## Begin GIVEN RECORDS

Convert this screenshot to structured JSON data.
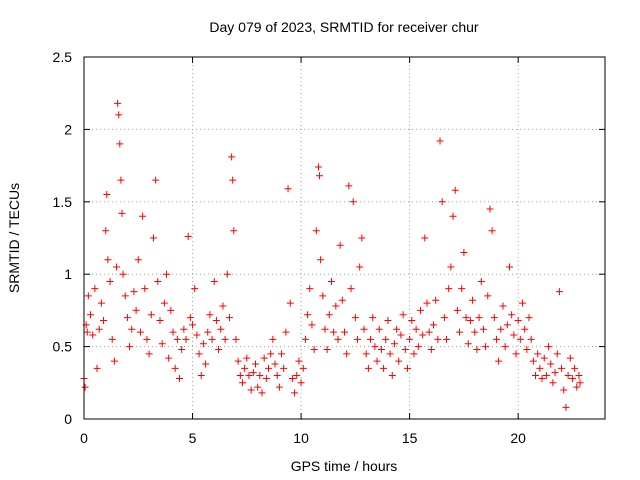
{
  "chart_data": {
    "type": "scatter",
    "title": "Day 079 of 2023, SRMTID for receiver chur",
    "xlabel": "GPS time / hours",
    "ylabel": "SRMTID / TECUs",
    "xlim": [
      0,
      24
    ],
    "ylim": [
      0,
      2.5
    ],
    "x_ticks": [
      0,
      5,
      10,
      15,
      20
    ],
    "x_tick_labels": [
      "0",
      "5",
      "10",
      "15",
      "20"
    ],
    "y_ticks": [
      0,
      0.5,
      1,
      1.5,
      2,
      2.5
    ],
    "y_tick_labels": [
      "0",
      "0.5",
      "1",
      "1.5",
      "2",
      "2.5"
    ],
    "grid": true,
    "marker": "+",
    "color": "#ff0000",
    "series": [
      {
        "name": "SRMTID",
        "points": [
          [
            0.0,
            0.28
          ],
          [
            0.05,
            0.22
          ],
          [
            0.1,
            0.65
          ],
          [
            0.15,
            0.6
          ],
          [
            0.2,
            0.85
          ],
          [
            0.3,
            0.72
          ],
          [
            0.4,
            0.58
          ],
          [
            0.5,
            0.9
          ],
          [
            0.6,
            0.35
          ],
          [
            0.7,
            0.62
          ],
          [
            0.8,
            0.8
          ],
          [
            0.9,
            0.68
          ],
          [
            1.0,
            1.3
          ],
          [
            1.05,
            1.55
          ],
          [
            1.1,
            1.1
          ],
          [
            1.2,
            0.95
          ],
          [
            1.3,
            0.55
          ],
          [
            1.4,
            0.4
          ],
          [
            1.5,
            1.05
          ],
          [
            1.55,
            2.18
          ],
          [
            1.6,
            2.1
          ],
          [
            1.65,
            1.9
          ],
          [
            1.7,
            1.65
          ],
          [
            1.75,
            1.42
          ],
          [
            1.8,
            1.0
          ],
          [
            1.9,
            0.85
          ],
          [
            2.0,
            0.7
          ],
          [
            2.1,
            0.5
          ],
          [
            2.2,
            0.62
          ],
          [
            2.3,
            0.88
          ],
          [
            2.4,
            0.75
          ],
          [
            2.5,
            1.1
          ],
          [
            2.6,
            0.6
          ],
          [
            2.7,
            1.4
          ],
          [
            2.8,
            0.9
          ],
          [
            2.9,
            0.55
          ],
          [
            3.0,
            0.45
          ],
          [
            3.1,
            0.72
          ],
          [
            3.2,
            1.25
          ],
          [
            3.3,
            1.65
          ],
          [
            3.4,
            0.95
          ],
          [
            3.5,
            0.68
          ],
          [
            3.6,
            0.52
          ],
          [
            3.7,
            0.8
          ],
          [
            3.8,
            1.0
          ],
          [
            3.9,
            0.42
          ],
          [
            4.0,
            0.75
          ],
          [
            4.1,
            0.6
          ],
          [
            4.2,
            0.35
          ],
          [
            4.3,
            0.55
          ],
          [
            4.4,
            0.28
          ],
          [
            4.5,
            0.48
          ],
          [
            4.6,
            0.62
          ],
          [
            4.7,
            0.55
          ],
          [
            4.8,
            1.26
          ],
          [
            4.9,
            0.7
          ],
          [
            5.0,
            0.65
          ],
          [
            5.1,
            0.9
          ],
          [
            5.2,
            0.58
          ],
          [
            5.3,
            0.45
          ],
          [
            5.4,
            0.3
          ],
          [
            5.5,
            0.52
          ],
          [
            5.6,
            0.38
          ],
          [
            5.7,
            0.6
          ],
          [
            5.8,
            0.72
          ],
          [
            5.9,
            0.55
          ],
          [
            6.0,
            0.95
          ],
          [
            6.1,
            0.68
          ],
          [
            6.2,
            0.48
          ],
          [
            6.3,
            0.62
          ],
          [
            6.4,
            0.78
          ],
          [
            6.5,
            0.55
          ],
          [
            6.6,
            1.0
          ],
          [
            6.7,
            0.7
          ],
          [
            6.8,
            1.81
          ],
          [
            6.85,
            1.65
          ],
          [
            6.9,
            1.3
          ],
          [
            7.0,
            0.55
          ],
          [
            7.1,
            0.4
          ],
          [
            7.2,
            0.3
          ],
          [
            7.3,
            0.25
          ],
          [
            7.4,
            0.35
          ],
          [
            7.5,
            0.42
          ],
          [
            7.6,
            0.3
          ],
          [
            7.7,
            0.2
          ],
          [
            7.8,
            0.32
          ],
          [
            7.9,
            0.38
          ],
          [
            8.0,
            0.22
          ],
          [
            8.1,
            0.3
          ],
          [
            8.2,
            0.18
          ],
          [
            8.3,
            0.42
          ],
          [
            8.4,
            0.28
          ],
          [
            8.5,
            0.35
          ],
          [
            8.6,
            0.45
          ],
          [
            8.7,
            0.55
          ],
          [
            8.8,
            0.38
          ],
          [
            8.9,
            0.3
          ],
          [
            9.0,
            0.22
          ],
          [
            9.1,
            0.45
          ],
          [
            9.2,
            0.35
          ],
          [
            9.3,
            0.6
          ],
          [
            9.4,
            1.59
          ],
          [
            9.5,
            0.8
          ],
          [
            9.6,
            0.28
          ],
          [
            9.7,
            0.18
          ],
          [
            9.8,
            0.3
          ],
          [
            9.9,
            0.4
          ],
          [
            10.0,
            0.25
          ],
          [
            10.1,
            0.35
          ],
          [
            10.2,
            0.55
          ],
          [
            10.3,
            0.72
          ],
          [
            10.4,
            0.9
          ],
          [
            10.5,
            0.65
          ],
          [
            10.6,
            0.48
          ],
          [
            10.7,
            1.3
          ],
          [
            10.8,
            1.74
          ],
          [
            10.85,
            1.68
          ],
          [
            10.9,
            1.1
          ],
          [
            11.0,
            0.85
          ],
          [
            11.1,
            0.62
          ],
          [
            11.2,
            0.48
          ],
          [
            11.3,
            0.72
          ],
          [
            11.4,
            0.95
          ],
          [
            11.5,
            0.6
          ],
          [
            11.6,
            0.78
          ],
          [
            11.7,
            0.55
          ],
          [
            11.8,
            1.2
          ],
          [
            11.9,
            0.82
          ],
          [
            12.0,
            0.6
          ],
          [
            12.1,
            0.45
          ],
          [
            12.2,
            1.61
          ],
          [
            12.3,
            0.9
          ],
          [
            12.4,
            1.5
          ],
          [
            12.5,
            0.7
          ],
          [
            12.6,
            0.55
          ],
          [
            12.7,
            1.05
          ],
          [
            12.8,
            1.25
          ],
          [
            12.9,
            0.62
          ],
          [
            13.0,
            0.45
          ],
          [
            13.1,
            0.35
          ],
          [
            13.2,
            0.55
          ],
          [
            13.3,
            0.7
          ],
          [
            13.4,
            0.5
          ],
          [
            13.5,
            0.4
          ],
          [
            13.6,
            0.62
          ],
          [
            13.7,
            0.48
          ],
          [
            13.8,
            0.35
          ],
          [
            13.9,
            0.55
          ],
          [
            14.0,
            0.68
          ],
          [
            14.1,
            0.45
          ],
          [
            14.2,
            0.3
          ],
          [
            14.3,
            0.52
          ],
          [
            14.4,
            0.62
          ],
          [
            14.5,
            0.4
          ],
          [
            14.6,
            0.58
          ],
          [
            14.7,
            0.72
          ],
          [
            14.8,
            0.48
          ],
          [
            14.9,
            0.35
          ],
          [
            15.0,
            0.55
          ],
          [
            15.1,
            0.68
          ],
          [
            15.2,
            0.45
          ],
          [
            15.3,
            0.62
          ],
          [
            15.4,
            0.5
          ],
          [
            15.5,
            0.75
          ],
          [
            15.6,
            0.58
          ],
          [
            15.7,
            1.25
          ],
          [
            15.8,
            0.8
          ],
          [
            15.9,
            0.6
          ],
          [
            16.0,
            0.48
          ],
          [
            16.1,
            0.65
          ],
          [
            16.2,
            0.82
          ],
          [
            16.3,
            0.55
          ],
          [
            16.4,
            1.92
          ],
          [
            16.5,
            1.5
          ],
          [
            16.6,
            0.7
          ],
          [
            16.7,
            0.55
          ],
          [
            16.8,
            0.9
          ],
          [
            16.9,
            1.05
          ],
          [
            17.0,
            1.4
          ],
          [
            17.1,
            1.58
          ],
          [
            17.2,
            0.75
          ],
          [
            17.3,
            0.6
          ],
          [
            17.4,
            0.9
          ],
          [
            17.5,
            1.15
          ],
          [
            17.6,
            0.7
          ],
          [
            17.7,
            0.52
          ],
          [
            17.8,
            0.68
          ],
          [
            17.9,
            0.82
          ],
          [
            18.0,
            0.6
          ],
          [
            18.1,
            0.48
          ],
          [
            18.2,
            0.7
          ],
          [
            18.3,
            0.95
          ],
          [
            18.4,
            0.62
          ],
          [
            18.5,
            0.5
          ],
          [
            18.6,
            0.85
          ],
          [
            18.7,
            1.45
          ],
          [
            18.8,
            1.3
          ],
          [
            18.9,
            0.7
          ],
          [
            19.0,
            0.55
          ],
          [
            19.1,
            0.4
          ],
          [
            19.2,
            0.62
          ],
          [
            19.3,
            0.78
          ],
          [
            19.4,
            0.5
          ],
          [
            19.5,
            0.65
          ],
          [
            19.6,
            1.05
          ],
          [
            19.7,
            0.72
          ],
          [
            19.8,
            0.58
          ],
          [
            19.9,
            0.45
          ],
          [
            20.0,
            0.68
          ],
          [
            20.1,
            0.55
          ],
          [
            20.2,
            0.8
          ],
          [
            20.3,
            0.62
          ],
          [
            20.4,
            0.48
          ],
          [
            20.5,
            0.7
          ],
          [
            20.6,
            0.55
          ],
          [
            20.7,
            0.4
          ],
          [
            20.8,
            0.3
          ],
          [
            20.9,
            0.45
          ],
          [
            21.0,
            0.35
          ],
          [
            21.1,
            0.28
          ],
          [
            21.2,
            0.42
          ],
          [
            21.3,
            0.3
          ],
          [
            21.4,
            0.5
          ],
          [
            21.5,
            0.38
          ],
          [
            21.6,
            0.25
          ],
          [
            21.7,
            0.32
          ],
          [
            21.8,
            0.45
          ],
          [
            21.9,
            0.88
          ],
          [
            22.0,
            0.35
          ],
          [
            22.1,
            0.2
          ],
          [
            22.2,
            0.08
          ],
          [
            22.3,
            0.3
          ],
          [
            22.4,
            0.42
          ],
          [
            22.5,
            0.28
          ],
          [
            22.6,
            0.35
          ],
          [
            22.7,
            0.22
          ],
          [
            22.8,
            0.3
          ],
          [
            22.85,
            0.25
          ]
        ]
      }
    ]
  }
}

## End GIVEN RECORDS

▶ PROBLEM REQUIREMENTS
The answer is the number of lines in the preceding material that hold "SRMTID"; write that number and nothing else.

▶ CORRECT RESULT
3